» Task description
From the listing below, return each line that includes "Avenue".

» Provided records
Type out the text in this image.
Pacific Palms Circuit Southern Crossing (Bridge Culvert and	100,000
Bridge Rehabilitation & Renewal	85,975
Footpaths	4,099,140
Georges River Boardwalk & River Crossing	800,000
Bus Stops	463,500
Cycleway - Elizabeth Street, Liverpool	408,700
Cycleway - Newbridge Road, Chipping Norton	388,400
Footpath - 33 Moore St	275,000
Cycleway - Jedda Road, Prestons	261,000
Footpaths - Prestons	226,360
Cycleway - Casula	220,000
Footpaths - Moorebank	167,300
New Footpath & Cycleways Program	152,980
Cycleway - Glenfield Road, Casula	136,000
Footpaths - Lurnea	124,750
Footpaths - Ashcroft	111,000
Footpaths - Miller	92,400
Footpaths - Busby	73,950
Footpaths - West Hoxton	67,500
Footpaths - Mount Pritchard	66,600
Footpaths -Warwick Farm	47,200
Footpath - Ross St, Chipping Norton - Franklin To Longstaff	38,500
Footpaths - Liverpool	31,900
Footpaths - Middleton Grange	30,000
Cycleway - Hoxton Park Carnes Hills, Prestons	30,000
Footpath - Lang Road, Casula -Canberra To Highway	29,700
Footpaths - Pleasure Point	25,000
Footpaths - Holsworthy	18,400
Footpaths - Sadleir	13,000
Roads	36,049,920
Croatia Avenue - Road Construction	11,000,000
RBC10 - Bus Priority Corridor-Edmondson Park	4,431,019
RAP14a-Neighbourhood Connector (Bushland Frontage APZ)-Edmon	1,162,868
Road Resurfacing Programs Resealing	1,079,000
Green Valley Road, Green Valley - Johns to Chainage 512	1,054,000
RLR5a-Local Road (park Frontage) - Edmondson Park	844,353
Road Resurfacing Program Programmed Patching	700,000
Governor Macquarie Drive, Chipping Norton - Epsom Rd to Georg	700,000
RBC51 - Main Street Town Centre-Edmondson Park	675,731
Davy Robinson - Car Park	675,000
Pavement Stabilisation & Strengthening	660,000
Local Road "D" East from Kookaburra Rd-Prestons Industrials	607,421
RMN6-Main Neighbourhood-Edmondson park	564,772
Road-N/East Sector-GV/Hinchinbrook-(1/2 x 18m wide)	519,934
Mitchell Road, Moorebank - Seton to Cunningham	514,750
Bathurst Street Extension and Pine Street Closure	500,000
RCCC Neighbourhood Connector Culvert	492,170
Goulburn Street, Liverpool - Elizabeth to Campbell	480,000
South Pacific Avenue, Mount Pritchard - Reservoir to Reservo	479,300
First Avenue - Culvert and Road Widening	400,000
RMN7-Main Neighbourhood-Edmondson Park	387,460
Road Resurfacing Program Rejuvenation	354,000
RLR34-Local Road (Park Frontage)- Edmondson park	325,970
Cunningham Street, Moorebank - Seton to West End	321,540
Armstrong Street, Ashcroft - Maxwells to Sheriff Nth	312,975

» Reply
Croatia Avenue - Road Construction	11,000,000
South Pacific Avenue, Mount Pritchard - Reservoir to Reservo	479,300
First Avenue - Culvert and Road Widening	400,000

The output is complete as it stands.